**Exercise brief:**
Word for word, transcribe the lines below and drop the pictures.

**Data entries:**
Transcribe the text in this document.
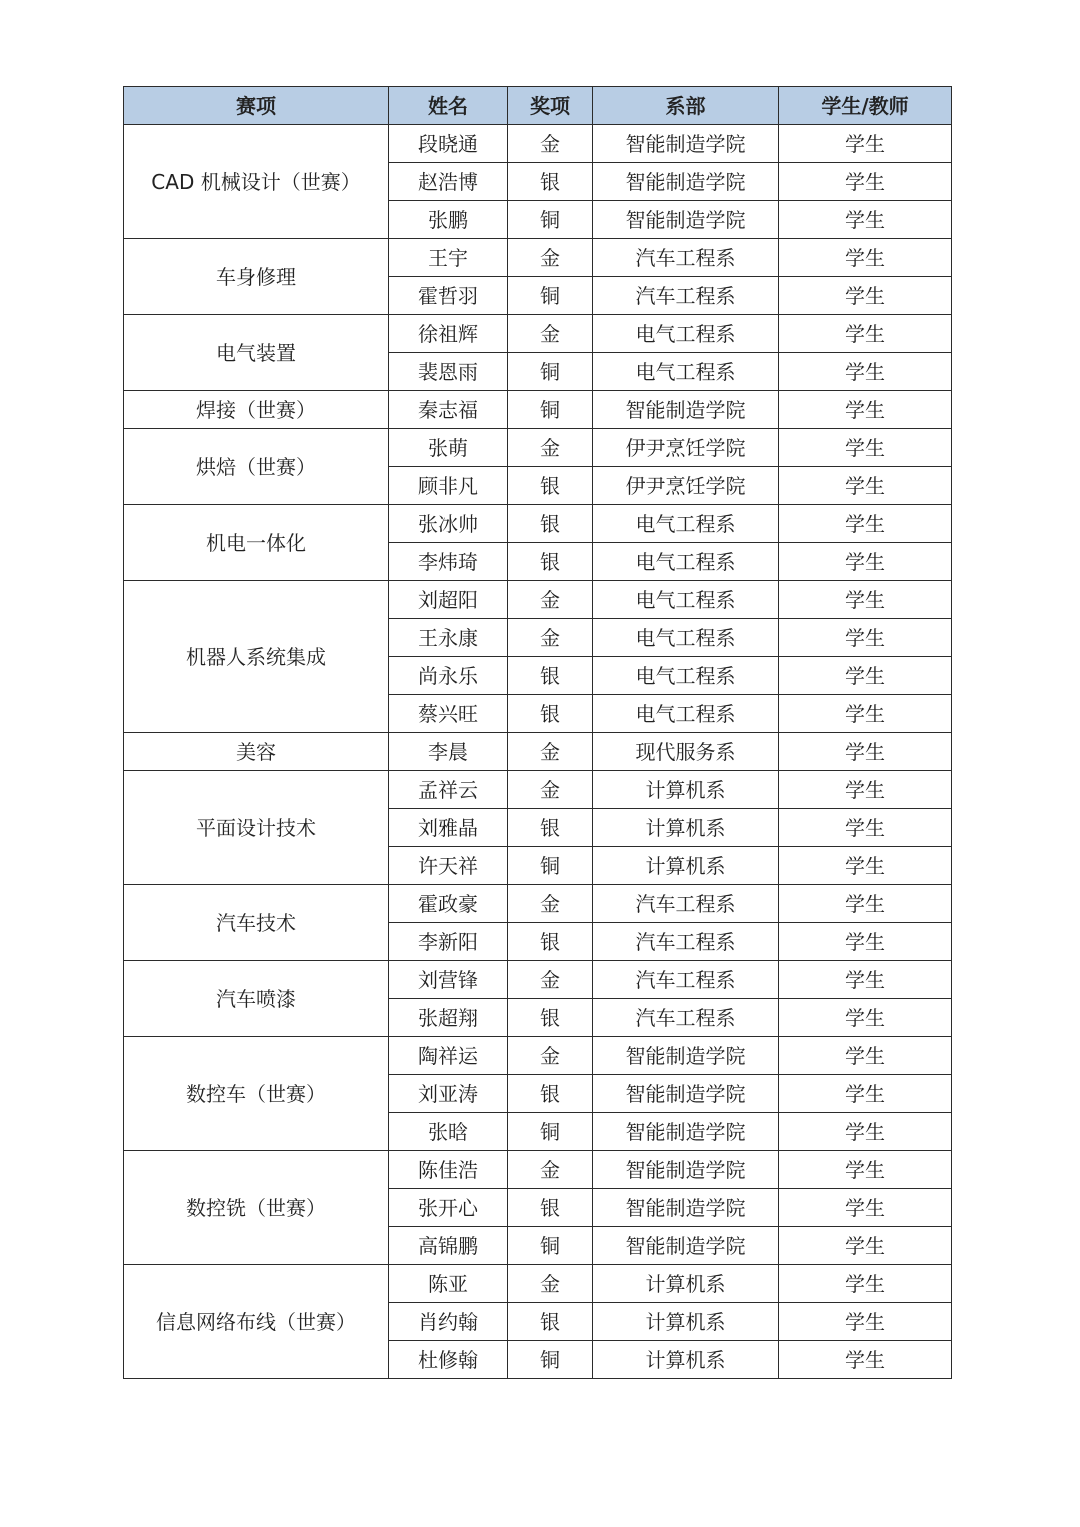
赛项	姓名	奖项	系部	学生/教师
CAD 机械设计（世赛）	段晓通	金	智能制造学院	学生
	赵浩博	银	智能制造学院	学生
	张鹏	铜	智能制造学院	学生
车身修理	王宇	金	汽车工程系	学生
	霍哲羽	铜	汽车工程系	学生
电气装置	徐祖辉	金	电气工程系	学生
	裴恩雨	铜	电气工程系	学生
焊接（世赛）	秦志福	铜	智能制造学院	学生
烘焙（世赛）	张萌	金	伊尹烹饪学院	学生
	顾非凡	银	伊尹烹饪学院	学生
机电一体化	张冰帅	银	电气工程系	学生
	李炜琦	银	电气工程系	学生
机器人系统集成	刘超阳	金	电气工程系	学生
	王永康	金	电气工程系	学生
	尚永乐	银	电气工程系	学生
	蔡兴旺	银	电气工程系	学生
美容	李晨	金	现代服务系	学生
平面设计技术	孟祥云	金	计算机系	学生
	刘雅晶	银	计算机系	学生
	许天祥	铜	计算机系	学生
汽车技术	霍政豪	金	汽车工程系	学生
	李新阳	银	汽车工程系	学生
汽车喷漆	刘营锋	金	汽车工程系	学生
	张超翔	银	汽车工程系	学生
数控车（世赛）	陶祥运	金	智能制造学院	学生
	刘亚涛	银	智能制造学院	学生
	张晗	铜	智能制造学院	学生
数控铣（世赛）	陈佳浩	金	智能制造学院	学生
	张开心	银	智能制造学院	学生
	高锦鹏	铜	智能制造学院	学生
信息网络布线（世赛）	陈亚	金	计算机系	学生
	肖约翰	银	计算机系	学生
	杜修翰	铜	计算机系	学生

**Task result:**
Transcribe the text in this document.
赛项	姓名	奖项	系部	学生/教师
CAD 机械设计（世赛）	段晓通	金	智能制造学院	学生
	赵浩博	银	智能制造学院	学生
	张鹏	铜	智能制造学院	学生
车身修理	王宇	金	汽车工程系	学生
	霍哲羽	铜	汽车工程系	学生
电气装置	徐祖辉	金	电气工程系	学生
	裴恩雨	铜	电气工程系	学生
焊接（世赛）	秦志福	铜	智能制造学院	学生
烘焙（世赛）	张萌	金	伊尹烹饪学院	学生
	顾非凡	银	伊尹烹饪学院	学生
机电一体化	张冰帅	银	电气工程系	学生
	李炜琦	银	电气工程系	学生
机器人系统集成	刘超阳	金	电气工程系	学生
	王永康	金	电气工程系	学生
	尚永乐	银	电气工程系	学生
	蔡兴旺	银	电气工程系	学生
美容	李晨	金	现代服务系	学生
平面设计技术	孟祥云	金	计算机系	学生
	刘雅晶	银	计算机系	学生
	许天祥	铜	计算机系	学生
汽车技术	霍政豪	金	汽车工程系	学生
	李新阳	银	汽车工程系	学生
汽车喷漆	刘营锋	金	汽车工程系	学生
	张超翔	银	汽车工程系	学生
数控车（世赛）	陶祥运	金	智能制造学院	学生
	刘亚涛	银	智能制造学院	学生
	张晗	铜	智能制造学院	学生
数控铣（世赛）	陈佳浩	金	智能制造学院	学生
	张开心	银	智能制造学院	学生
	高锦鹏	铜	智能制造学院	学生
信息网络布线（世赛）	陈亚	金	计算机系	学生
	肖约翰	银	计算机系	学生
	杜修翰	铜	计算机系	学生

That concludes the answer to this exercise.